## BEGIN Data for this task
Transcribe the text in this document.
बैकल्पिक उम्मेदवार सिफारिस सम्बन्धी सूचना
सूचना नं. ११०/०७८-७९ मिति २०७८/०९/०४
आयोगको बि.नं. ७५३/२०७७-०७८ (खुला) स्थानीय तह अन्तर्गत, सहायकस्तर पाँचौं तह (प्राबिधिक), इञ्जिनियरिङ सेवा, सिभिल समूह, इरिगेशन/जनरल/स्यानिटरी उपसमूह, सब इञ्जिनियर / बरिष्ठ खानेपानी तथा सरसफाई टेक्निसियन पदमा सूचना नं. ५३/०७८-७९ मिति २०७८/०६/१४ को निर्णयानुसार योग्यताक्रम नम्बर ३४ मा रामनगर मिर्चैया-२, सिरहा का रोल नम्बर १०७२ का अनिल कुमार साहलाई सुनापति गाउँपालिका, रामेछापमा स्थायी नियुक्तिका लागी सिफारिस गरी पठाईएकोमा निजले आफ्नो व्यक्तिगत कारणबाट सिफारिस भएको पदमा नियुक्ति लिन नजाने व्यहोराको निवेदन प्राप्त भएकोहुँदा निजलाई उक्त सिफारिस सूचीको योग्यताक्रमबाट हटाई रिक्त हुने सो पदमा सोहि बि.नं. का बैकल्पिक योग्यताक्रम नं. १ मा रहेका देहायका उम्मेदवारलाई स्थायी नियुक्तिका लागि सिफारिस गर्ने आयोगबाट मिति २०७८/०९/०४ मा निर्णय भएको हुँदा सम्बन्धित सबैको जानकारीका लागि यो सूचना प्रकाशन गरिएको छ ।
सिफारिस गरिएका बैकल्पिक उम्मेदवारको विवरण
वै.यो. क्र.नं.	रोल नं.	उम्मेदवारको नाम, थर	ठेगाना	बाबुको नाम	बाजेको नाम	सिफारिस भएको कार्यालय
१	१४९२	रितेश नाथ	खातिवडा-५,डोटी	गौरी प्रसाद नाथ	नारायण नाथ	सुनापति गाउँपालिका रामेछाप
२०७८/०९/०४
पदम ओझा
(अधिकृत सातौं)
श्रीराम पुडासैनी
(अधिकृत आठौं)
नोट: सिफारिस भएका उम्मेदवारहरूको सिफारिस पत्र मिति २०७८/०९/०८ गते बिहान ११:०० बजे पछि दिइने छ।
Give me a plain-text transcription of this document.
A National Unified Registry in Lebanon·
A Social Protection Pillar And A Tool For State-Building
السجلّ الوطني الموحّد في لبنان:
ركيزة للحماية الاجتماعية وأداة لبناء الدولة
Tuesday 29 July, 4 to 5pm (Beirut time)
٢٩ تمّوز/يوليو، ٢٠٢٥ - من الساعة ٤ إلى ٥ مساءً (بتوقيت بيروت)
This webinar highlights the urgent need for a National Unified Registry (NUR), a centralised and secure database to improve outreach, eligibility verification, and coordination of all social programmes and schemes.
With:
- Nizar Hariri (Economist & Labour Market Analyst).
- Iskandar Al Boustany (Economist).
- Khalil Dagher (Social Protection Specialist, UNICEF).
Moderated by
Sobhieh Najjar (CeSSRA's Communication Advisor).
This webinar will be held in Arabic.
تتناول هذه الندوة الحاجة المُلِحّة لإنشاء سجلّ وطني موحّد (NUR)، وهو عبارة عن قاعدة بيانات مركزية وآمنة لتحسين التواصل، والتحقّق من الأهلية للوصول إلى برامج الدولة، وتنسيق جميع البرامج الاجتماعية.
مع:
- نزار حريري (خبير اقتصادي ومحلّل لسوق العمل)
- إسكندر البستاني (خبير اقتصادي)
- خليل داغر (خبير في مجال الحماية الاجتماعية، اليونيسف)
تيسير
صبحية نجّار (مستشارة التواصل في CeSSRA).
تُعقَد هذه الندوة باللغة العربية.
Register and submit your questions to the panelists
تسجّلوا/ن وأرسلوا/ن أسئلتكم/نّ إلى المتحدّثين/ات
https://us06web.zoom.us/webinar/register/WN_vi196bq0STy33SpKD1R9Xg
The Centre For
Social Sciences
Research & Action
## END Data for this task
Reproduce each entry word for word.

■ Task answer:
Transcribe the text in this document.
बैकल्पिक उम्मेदवार सिफारिस सम्बन्धी सूचना
सूचना नं. ११०/०७८-७९ मिति २०७८/०९/०४
आयोगको बि.नं. ७५३/२०७७-०७८ (खुला) स्थानीय तह अन्तर्गत, सहायकस्तर पाँचौं तह (प्राबिधिक), इञ्जिनियरिङ सेवा, सिभिल समूह, इरिगेशन/जनरल/स्यानिटरी उपसमूह, सब इञ्जिनियर / बरिष्ठ खानेपानी तथा सरसफाई टेक्निसियन पदमा सूचना नं. ५३/०७८-७९ मिति २०७८/०६/१४ को निर्णयानुसार योग्यताक्रम नम्बर ३४ मा रामनगर मिर्चैया-२, सिरहा का रोल नम्बर १०७२ का अनिल कुमार साहलाई सुनापति गाउँपालिका, रामेछापमा स्थायी नियुक्तिका लागी सिफारिस गरी पठाईएकोमा निजले आफ्नो व्यक्तिगत कारणबाट सिफारिस भएको पदमा नियुक्ति लिन नजाने व्यहोराको निवेदन प्राप्त भएकोहुँदा निजलाई उक्त सिफारिस सूचीको योग्यताक्रमबाट हटाई रिक्त हुने सो पदमा सोहि बि.नं. का बैकल्पिक योग्यताक्रम नं. १ मा रहेका देहायका उम्मेदवारलाई स्थायी नियुक्तिका लागि सिफारिस गर्ने आयोगबाट मिति २०७८/०९/०४ मा निर्णय भएको हुँदा सम्बन्धित सबैको जानकारीका लागि यो सूचना प्रकाशन गरिएको छ ।
सिफारिस गरिएका बैकल्पिक उम्मेदवारको विवरण
वै.यो. क्र.नं.	रोल नं.	उम्मेदवारको नाम, थर	ठेगाना	बाबुको नाम	बाजेको नाम	सिफारिस भएको कार्यालय
१	१४९२	रितेश नाथ	खातिवडा-५,डोटी	गौरी प्रसाद नाथ	नारायण नाथ	सुनापति गाउँपालिका रामेछाप
२०७८/०९/०४
पदम ओझा
(अधिकृत सातौं)
श्रीराम पुडासैनी
(अधिकृत आठौं)
नोट: सिफारिस भएका उम्मेदवारहरूको सिफारिस पत्र मिति २०७८/०९/०८ गते बिहान ११:०० बजे पछि दिइने छ।
Give me a plain-text transcription of this document.
A National Unified Registry in Lebanon·
A Social Protection Pillar And A Tool For State-Building
السجلّ الوطني الموحّد في لبنان:
ركيزة للحماية الاجتماعية وأداة لبناء الدولة
Tuesday 29 July, 4 to 5pm (Beirut time)
٢٩ تمّوز/يوليو، ٢٠٢٥ - من الساعة ٤ إلى ٥ مساءً (بتوقيت بيروت)
This webinar highlights the urgent need for a National Unified Registry (NUR), a centralised and secure database to improve outreach, eligibility verification, and coordination of all social programmes and schemes.
With:
- Nizar Hariri (Economist & Labour Market Analyst).
- Iskandar Al Boustany (Economist).
- Khalil Dagher (Social Protection Specialist, UNICEF).
Moderated by
Sobhieh Najjar (CeSSRA's Communication Advisor).
This webinar will be held in Arabic.
تتناول هذه الندوة الحاجة المُلِحّة لإنشاء سجلّ وطني موحّد (NUR)، وهو عبارة عن قاعدة بيانات مركزية وآمنة لتحسين التواصل، والتحقّق من الأهلية للوصول إلى برامج الدولة، وتنسيق جميع البرامج الاجتماعية.
مع:
- نزار حريري (خبير اقتصادي ومحلّل لسوق العمل)
- إسكندر البستاني (خبير اقتصادي)
- خليل داغر (خبير في مجال الحماية الاجتماعية، اليونيسف)
تيسير
صبحية نجّار (مستشارة التواصل في CeSSRA).
تُعقَد هذه الندوة باللغة العربية.
Register and submit your questions to the panelists
تسجّلوا/ن وأرسلوا/ن أسئلتكم/نّ إلى المتحدّثين/ات
https://us06web.zoom.us/webinar/register/WN_vi196bq0STy33SpKD1R9Xg
The Centre For
Social Sciences
Research & Action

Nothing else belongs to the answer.